### Aim
Repeat the line that contains "Output a JSON" and all lines after it through the end, exactly as they are, minus the pictures.
═══ Excerpted records ═══
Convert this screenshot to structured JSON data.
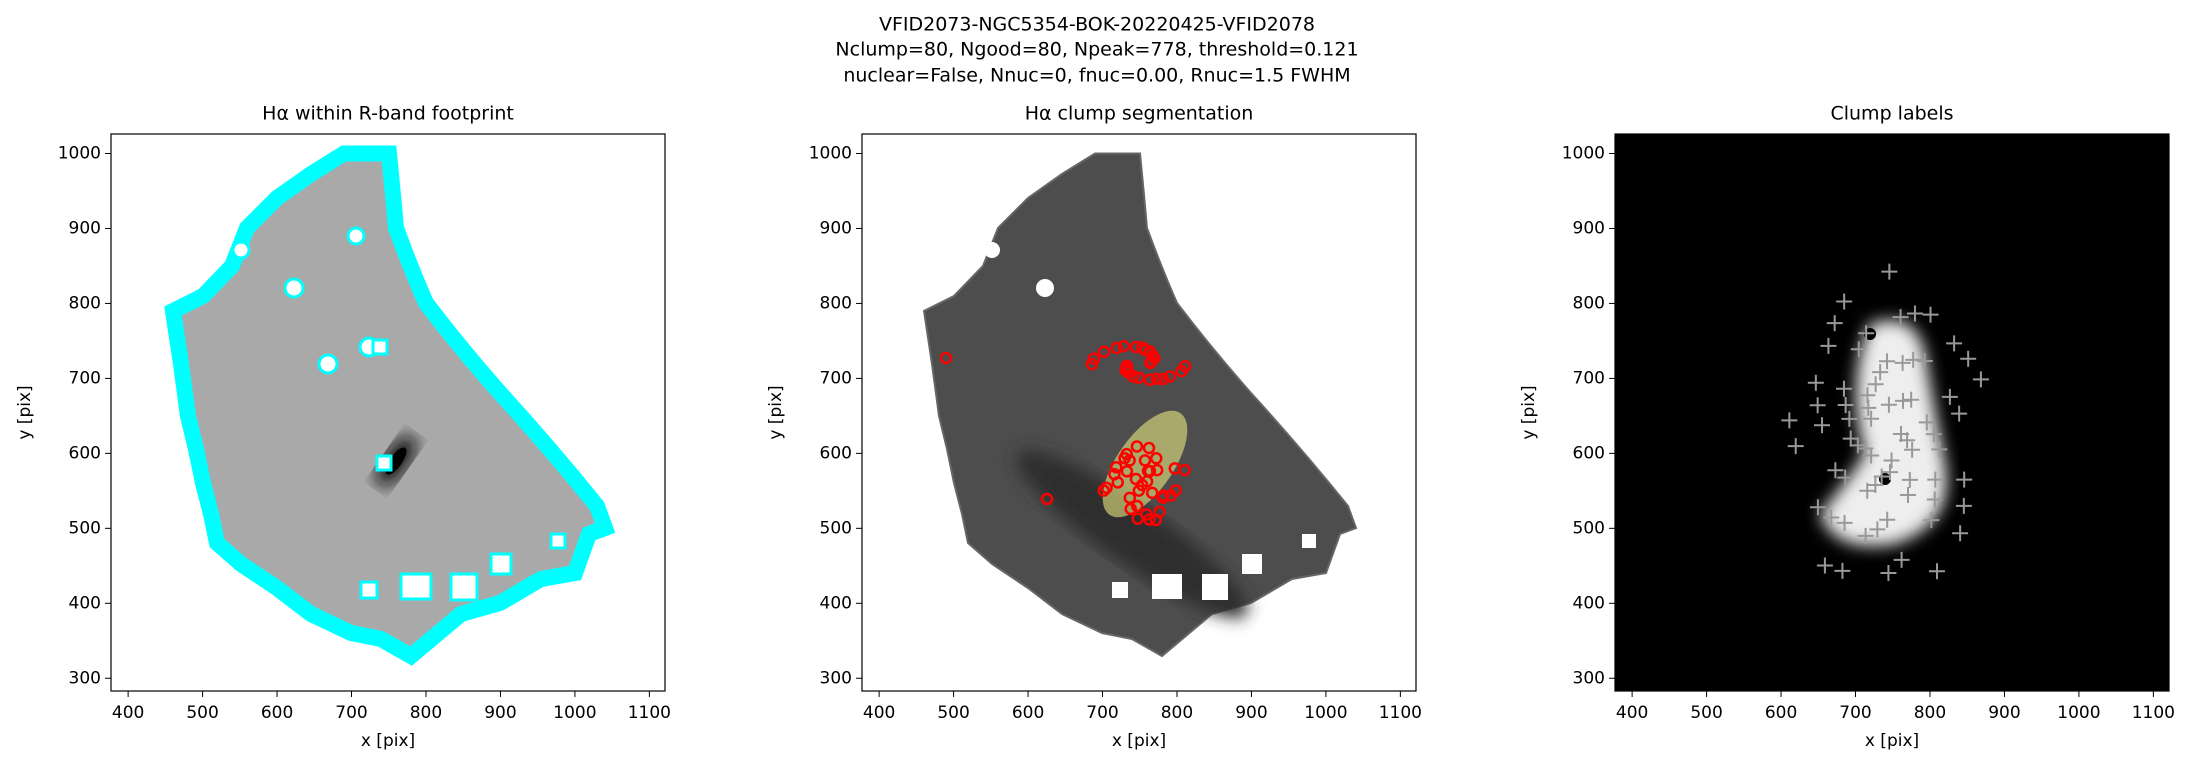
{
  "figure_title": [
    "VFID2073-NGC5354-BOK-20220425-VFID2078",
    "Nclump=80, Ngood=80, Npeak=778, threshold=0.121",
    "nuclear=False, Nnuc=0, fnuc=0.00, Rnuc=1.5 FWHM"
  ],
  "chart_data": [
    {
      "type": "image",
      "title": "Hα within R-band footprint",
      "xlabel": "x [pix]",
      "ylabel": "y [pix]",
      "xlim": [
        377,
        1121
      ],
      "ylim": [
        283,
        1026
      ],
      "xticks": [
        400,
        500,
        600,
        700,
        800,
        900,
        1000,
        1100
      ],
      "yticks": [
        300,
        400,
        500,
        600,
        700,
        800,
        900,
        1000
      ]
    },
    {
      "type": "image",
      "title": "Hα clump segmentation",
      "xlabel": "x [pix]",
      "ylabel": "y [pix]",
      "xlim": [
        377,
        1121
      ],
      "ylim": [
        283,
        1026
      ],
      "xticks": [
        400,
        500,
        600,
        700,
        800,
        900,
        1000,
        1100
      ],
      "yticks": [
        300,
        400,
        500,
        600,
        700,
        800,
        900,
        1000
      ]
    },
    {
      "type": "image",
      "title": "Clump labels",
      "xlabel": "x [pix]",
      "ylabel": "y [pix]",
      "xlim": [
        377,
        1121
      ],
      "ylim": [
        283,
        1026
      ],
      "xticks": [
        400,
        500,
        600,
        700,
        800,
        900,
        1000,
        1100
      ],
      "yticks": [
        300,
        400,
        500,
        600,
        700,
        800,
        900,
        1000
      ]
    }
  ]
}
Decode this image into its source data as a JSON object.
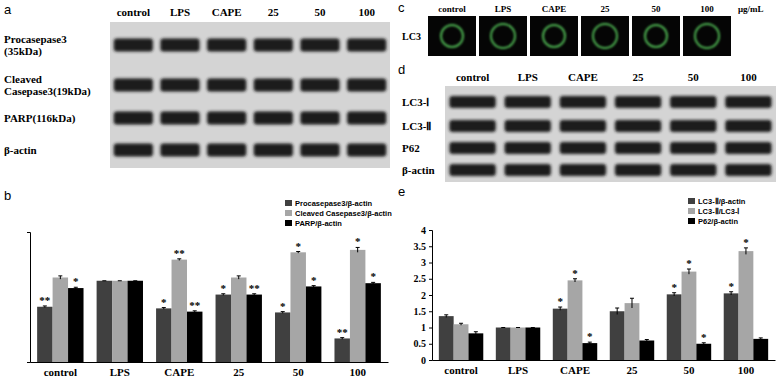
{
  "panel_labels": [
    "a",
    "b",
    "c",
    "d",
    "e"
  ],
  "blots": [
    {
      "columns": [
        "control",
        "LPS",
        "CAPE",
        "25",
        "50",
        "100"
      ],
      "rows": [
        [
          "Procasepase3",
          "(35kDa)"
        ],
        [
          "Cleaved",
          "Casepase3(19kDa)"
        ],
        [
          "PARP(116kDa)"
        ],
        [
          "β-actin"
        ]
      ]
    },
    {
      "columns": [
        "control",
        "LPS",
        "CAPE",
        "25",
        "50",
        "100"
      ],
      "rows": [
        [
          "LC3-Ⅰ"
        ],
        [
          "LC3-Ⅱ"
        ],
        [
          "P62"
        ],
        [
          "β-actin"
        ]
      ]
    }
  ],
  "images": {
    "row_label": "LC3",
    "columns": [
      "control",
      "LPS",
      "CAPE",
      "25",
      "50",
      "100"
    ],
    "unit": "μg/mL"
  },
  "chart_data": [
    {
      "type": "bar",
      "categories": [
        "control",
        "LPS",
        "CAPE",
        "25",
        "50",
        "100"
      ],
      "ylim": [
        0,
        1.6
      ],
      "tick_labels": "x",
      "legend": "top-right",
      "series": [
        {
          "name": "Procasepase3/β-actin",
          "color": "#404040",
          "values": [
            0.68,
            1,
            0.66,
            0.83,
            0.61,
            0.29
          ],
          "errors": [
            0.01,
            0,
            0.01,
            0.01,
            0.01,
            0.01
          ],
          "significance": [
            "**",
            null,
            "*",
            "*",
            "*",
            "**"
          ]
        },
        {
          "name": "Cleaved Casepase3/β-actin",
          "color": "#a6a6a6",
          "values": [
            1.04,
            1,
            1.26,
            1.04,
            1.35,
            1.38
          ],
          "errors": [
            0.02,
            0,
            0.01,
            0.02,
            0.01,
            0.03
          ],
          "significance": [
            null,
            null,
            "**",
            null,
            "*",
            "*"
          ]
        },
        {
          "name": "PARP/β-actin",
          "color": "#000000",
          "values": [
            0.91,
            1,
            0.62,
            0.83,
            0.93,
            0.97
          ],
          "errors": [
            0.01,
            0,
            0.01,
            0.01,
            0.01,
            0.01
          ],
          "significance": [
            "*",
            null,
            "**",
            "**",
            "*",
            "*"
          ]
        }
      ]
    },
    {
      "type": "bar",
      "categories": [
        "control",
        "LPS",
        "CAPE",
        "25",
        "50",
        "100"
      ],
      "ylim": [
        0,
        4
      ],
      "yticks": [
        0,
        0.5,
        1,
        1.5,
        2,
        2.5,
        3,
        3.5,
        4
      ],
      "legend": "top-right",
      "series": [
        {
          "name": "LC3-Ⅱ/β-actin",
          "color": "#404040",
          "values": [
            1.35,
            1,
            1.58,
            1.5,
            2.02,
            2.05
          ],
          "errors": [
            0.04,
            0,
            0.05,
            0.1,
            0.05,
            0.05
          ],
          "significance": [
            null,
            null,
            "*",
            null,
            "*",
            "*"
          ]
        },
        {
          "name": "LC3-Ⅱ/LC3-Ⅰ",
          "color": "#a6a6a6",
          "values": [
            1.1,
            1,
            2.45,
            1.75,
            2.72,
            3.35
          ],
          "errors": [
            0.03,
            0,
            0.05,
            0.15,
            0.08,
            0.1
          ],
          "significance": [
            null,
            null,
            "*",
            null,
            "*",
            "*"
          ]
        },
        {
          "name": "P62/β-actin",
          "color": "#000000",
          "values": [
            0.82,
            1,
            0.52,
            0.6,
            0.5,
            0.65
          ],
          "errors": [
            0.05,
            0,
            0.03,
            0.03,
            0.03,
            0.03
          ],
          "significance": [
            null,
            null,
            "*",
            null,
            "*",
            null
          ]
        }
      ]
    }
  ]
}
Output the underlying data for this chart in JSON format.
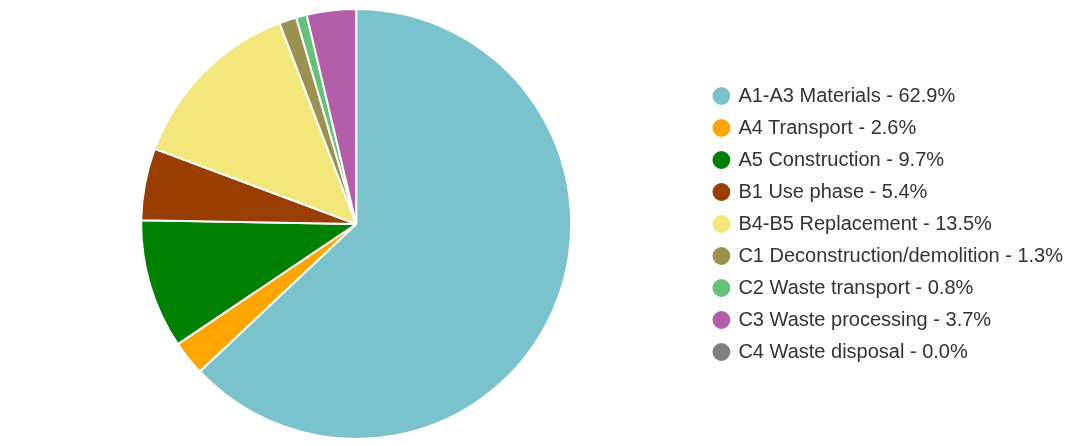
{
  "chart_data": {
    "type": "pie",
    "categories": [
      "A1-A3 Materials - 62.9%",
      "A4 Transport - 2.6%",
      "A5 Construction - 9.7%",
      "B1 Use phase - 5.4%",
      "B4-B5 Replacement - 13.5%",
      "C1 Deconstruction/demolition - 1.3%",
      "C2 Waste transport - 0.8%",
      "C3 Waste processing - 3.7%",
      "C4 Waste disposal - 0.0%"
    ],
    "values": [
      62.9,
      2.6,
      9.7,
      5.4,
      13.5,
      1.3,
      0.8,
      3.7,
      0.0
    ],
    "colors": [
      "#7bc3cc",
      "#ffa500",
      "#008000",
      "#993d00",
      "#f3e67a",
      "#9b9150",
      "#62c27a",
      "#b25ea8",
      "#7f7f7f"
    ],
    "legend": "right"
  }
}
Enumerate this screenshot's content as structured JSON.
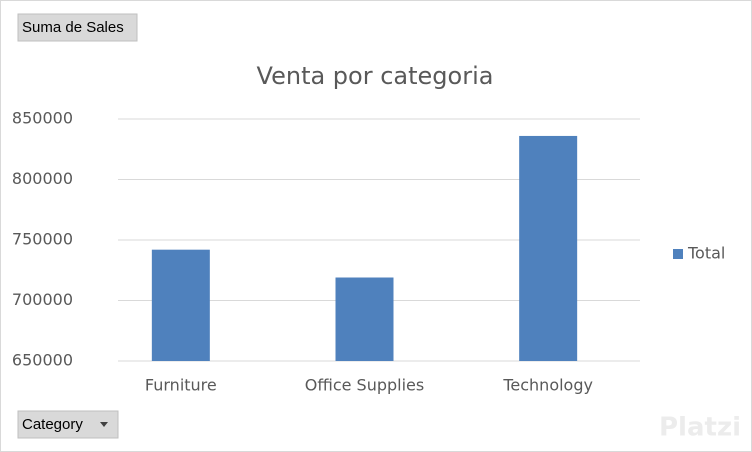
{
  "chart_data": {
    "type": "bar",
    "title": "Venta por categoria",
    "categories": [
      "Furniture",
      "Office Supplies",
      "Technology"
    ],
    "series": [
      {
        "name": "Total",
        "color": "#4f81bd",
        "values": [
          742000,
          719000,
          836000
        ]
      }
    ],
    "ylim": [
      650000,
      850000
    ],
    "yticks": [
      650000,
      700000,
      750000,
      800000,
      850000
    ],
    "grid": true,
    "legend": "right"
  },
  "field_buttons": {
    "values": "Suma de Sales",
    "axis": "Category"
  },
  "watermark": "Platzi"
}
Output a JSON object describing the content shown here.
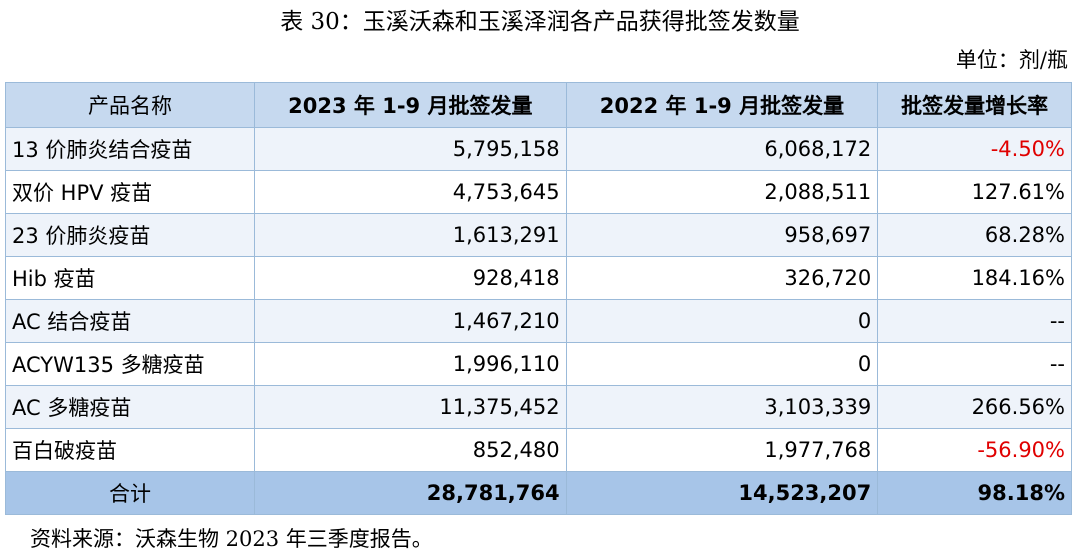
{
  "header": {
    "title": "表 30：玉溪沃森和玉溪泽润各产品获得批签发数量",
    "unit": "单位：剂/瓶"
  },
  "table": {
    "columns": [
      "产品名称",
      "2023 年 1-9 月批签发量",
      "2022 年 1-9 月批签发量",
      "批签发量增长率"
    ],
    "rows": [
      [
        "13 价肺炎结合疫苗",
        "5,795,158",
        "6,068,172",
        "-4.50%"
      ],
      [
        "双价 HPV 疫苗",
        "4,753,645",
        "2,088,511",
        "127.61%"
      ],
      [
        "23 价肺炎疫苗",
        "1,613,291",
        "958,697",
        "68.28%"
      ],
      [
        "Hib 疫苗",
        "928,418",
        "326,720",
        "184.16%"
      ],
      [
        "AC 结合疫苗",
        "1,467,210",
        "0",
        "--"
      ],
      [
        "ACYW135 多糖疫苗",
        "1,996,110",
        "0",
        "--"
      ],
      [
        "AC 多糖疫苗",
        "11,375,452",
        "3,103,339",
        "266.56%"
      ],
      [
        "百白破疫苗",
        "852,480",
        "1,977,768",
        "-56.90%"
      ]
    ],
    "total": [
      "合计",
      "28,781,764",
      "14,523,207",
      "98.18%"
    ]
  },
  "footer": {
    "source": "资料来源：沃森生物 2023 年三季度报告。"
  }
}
═══
### Problem solution
Output a JSON object describing the content shown here.
{
  "header": {
    "title": "表 30：玉溪沃森和玉溪泽润各产品获得批签发数量",
    "unit": "单位：剂/瓶"
  },
  "table": {
    "columns": [
      "产品名称",
      "2023 年 1-9 月批签发量",
      "2022 年 1-9 月批签发量",
      "批签发量增长率"
    ],
    "rows": [
      [
        "13 价肺炎结合疫苗",
        "5,795,158",
        "6,068,172",
        "-4.50%"
      ],
      [
        "双价 HPV 疫苗",
        "4,753,645",
        "2,088,511",
        "127.61%"
      ],
      [
        "23 价肺炎疫苗",
        "1,613,291",
        "958,697",
        "68.28%"
      ],
      [
        "Hib 疫苗",
        "928,418",
        "326,720",
        "184.16%"
      ],
      [
        "AC 结合疫苗",
        "1,467,210",
        "0",
        "--"
      ],
      [
        "ACYW135 多糖疫苗",
        "1,996,110",
        "0",
        "--"
      ],
      [
        "AC 多糖疫苗",
        "11,375,452",
        "3,103,339",
        "266.56%"
      ],
      [
        "百白破疫苗",
        "852,480",
        "1,977,768",
        "-56.90%"
      ]
    ],
    "total": [
      "合计",
      "28,781,764",
      "14,523,207",
      "98.18%"
    ]
  },
  "footer": {
    "source": "资料来源：沃森生物 2023 年三季度报告。"
  }
}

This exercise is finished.